++++ Information supplied
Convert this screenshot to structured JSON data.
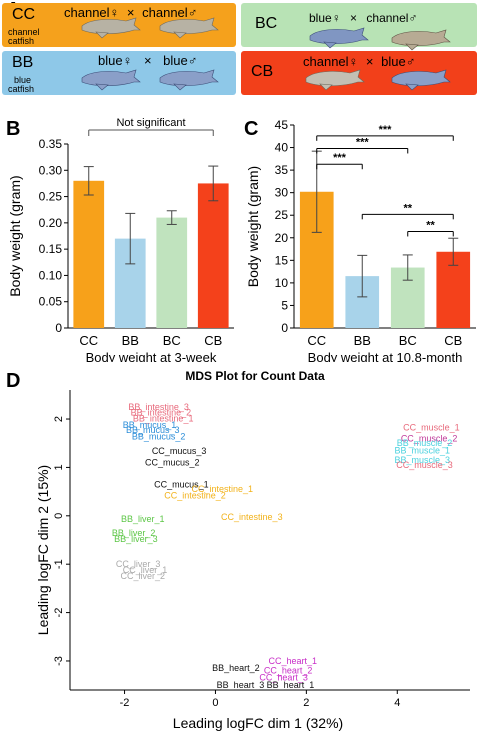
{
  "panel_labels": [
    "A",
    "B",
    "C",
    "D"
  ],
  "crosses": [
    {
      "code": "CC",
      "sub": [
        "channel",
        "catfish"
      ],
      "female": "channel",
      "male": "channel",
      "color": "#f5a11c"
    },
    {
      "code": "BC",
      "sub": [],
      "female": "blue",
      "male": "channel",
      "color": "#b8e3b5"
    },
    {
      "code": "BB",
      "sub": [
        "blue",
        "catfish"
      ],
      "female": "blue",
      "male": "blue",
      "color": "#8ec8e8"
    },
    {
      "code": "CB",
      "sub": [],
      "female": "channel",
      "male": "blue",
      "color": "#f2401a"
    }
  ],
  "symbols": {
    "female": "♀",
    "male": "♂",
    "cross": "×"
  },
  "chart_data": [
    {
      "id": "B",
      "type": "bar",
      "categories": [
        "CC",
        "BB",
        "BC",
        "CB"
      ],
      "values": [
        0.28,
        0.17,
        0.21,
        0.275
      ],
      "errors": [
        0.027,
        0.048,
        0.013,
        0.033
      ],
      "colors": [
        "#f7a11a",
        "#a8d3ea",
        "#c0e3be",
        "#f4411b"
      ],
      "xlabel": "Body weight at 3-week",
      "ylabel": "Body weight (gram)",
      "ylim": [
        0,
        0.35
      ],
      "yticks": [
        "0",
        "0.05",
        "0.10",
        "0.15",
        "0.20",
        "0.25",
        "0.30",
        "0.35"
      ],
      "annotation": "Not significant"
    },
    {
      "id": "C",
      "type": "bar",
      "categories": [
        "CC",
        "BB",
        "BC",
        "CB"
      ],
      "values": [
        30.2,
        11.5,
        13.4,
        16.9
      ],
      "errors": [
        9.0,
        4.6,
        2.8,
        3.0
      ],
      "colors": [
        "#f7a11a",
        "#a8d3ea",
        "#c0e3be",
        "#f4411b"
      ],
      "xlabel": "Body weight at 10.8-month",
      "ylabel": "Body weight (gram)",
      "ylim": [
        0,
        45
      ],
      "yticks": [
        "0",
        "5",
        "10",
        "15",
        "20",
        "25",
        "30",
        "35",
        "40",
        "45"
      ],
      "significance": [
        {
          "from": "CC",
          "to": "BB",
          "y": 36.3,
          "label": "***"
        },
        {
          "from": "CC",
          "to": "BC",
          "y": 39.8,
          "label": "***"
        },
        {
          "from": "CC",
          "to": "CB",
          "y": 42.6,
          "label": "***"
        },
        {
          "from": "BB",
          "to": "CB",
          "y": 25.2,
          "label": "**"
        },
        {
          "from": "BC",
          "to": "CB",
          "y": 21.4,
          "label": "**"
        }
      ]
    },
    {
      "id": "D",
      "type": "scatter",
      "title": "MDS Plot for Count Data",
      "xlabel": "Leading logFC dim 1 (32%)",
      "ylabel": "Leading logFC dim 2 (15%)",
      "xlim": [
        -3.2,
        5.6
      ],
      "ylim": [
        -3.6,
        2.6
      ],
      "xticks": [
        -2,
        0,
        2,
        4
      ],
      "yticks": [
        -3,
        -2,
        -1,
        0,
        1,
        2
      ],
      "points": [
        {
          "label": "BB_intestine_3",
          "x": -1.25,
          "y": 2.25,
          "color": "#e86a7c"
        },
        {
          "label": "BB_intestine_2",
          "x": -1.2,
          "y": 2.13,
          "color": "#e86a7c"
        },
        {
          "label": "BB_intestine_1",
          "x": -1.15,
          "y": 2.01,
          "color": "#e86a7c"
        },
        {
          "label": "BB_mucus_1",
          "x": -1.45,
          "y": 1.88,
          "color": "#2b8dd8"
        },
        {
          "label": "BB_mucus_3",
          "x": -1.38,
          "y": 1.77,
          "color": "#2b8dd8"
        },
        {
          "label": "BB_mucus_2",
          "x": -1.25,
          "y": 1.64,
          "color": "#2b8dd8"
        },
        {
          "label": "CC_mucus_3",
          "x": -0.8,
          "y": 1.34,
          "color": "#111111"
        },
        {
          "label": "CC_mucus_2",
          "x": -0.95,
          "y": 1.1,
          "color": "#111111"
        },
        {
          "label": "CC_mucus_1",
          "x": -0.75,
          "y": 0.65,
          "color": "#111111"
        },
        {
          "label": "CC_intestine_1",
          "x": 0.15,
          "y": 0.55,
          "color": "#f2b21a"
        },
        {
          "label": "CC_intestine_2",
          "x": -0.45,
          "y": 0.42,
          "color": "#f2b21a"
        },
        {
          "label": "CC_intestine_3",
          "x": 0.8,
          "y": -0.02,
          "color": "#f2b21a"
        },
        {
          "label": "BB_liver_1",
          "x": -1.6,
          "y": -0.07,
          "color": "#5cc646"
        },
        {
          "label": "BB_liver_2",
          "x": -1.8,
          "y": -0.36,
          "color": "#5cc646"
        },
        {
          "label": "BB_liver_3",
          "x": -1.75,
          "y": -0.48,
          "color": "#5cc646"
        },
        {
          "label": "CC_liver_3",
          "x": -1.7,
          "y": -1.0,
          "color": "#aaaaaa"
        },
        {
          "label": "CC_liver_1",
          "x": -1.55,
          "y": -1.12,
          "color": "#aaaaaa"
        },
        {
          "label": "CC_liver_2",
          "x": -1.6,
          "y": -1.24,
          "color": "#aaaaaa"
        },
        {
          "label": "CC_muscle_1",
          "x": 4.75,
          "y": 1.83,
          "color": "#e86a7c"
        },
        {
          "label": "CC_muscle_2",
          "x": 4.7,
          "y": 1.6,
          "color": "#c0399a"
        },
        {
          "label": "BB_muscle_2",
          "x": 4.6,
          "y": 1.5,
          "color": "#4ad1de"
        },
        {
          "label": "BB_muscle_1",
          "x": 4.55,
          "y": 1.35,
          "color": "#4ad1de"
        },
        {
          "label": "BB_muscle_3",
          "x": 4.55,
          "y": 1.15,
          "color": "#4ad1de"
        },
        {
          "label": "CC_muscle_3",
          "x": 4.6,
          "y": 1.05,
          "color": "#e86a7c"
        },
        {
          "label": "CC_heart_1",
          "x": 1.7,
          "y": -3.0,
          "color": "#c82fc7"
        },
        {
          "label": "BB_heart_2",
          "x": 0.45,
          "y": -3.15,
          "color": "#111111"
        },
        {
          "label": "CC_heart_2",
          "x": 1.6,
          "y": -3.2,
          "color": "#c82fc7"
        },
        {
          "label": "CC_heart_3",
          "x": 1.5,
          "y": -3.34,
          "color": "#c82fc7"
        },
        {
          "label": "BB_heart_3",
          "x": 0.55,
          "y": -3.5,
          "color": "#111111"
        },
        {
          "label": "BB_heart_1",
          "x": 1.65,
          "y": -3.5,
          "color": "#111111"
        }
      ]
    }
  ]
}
++++++++
▶ **What you need to do**
Repeat every record above exactly, but leave out any pictures.

▶ **Answer to this problem**
Convert this screenshot to structured JSON data.
{
  "panel_labels": [
    "A",
    "B",
    "C",
    "D"
  ],
  "crosses": [
    {
      "code": "CC",
      "sub": [
        "channel",
        "catfish"
      ],
      "female": "channel",
      "male": "channel",
      "color": "#f5a11c"
    },
    {
      "code": "BC",
      "sub": [],
      "female": "blue",
      "male": "channel",
      "color": "#b8e3b5"
    },
    {
      "code": "BB",
      "sub": [
        "blue",
        "catfish"
      ],
      "female": "blue",
      "male": "blue",
      "color": "#8ec8e8"
    },
    {
      "code": "CB",
      "sub": [],
      "female": "channel",
      "male": "blue",
      "color": "#f2401a"
    }
  ],
  "symbols": {
    "female": "♀",
    "male": "♂",
    "cross": "×"
  },
  "chart_data": [
    {
      "id": "B",
      "type": "bar",
      "categories": [
        "CC",
        "BB",
        "BC",
        "CB"
      ],
      "values": [
        0.28,
        0.17,
        0.21,
        0.275
      ],
      "errors": [
        0.027,
        0.048,
        0.013,
        0.033
      ],
      "colors": [
        "#f7a11a",
        "#a8d3ea",
        "#c0e3be",
        "#f4411b"
      ],
      "xlabel": "Body weight at 3-week",
      "ylabel": "Body weight (gram)",
      "ylim": [
        0,
        0.35
      ],
      "yticks": [
        "0",
        "0.05",
        "0.10",
        "0.15",
        "0.20",
        "0.25",
        "0.30",
        "0.35"
      ],
      "annotation": "Not significant"
    },
    {
      "id": "C",
      "type": "bar",
      "categories": [
        "CC",
        "BB",
        "BC",
        "CB"
      ],
      "values": [
        30.2,
        11.5,
        13.4,
        16.9
      ],
      "errors": [
        9.0,
        4.6,
        2.8,
        3.0
      ],
      "colors": [
        "#f7a11a",
        "#a8d3ea",
        "#c0e3be",
        "#f4411b"
      ],
      "xlabel": "Body weight at 10.8-month",
      "ylabel": "Body weight (gram)",
      "ylim": [
        0,
        45
      ],
      "yticks": [
        "0",
        "5",
        "10",
        "15",
        "20",
        "25",
        "30",
        "35",
        "40",
        "45"
      ],
      "significance": [
        {
          "from": "CC",
          "to": "BB",
          "y": 36.3,
          "label": "***"
        },
        {
          "from": "CC",
          "to": "BC",
          "y": 39.8,
          "label": "***"
        },
        {
          "from": "CC",
          "to": "CB",
          "y": 42.6,
          "label": "***"
        },
        {
          "from": "BB",
          "to": "CB",
          "y": 25.2,
          "label": "**"
        },
        {
          "from": "BC",
          "to": "CB",
          "y": 21.4,
          "label": "**"
        }
      ]
    },
    {
      "id": "D",
      "type": "scatter",
      "title": "MDS Plot for Count Data",
      "xlabel": "Leading logFC dim 1 (32%)",
      "ylabel": "Leading logFC dim 2 (15%)",
      "xlim": [
        -3.2,
        5.6
      ],
      "ylim": [
        -3.6,
        2.6
      ],
      "xticks": [
        -2,
        0,
        2,
        4
      ],
      "yticks": [
        -3,
        -2,
        -1,
        0,
        1,
        2
      ],
      "points": [
        {
          "label": "BB_intestine_3",
          "x": -1.25,
          "y": 2.25,
          "color": "#e86a7c"
        },
        {
          "label": "BB_intestine_2",
          "x": -1.2,
          "y": 2.13,
          "color": "#e86a7c"
        },
        {
          "label": "BB_intestine_1",
          "x": -1.15,
          "y": 2.01,
          "color": "#e86a7c"
        },
        {
          "label": "BB_mucus_1",
          "x": -1.45,
          "y": 1.88,
          "color": "#2b8dd8"
        },
        {
          "label": "BB_mucus_3",
          "x": -1.38,
          "y": 1.77,
          "color": "#2b8dd8"
        },
        {
          "label": "BB_mucus_2",
          "x": -1.25,
          "y": 1.64,
          "color": "#2b8dd8"
        },
        {
          "label": "CC_mucus_3",
          "x": -0.8,
          "y": 1.34,
          "color": "#111111"
        },
        {
          "label": "CC_mucus_2",
          "x": -0.95,
          "y": 1.1,
          "color": "#111111"
        },
        {
          "label": "CC_mucus_1",
          "x": -0.75,
          "y": 0.65,
          "color": "#111111"
        },
        {
          "label": "CC_intestine_1",
          "x": 0.15,
          "y": 0.55,
          "color": "#f2b21a"
        },
        {
          "label": "CC_intestine_2",
          "x": -0.45,
          "y": 0.42,
          "color": "#f2b21a"
        },
        {
          "label": "CC_intestine_3",
          "x": 0.8,
          "y": -0.02,
          "color": "#f2b21a"
        },
        {
          "label": "BB_liver_1",
          "x": -1.6,
          "y": -0.07,
          "color": "#5cc646"
        },
        {
          "label": "BB_liver_2",
          "x": -1.8,
          "y": -0.36,
          "color": "#5cc646"
        },
        {
          "label": "BB_liver_3",
          "x": -1.75,
          "y": -0.48,
          "color": "#5cc646"
        },
        {
          "label": "CC_liver_3",
          "x": -1.7,
          "y": -1.0,
          "color": "#aaaaaa"
        },
        {
          "label": "CC_liver_1",
          "x": -1.55,
          "y": -1.12,
          "color": "#aaaaaa"
        },
        {
          "label": "CC_liver_2",
          "x": -1.6,
          "y": -1.24,
          "color": "#aaaaaa"
        },
        {
          "label": "CC_muscle_1",
          "x": 4.75,
          "y": 1.83,
          "color": "#e86a7c"
        },
        {
          "label": "CC_muscle_2",
          "x": 4.7,
          "y": 1.6,
          "color": "#c0399a"
        },
        {
          "label": "BB_muscle_2",
          "x": 4.6,
          "y": 1.5,
          "color": "#4ad1de"
        },
        {
          "label": "BB_muscle_1",
          "x": 4.55,
          "y": 1.35,
          "color": "#4ad1de"
        },
        {
          "label": "BB_muscle_3",
          "x": 4.55,
          "y": 1.15,
          "color": "#4ad1de"
        },
        {
          "label": "CC_muscle_3",
          "x": 4.6,
          "y": 1.05,
          "color": "#e86a7c"
        },
        {
          "label": "CC_heart_1",
          "x": 1.7,
          "y": -3.0,
          "color": "#c82fc7"
        },
        {
          "label": "BB_heart_2",
          "x": 0.45,
          "y": -3.15,
          "color": "#111111"
        },
        {
          "label": "CC_heart_2",
          "x": 1.6,
          "y": -3.2,
          "color": "#c82fc7"
        },
        {
          "label": "CC_heart_3",
          "x": 1.5,
          "y": -3.34,
          "color": "#c82fc7"
        },
        {
          "label": "BB_heart_3",
          "x": 0.55,
          "y": -3.5,
          "color": "#111111"
        },
        {
          "label": "BB_heart_1",
          "x": 1.65,
          "y": -3.5,
          "color": "#111111"
        }
      ]
    }
  ]
}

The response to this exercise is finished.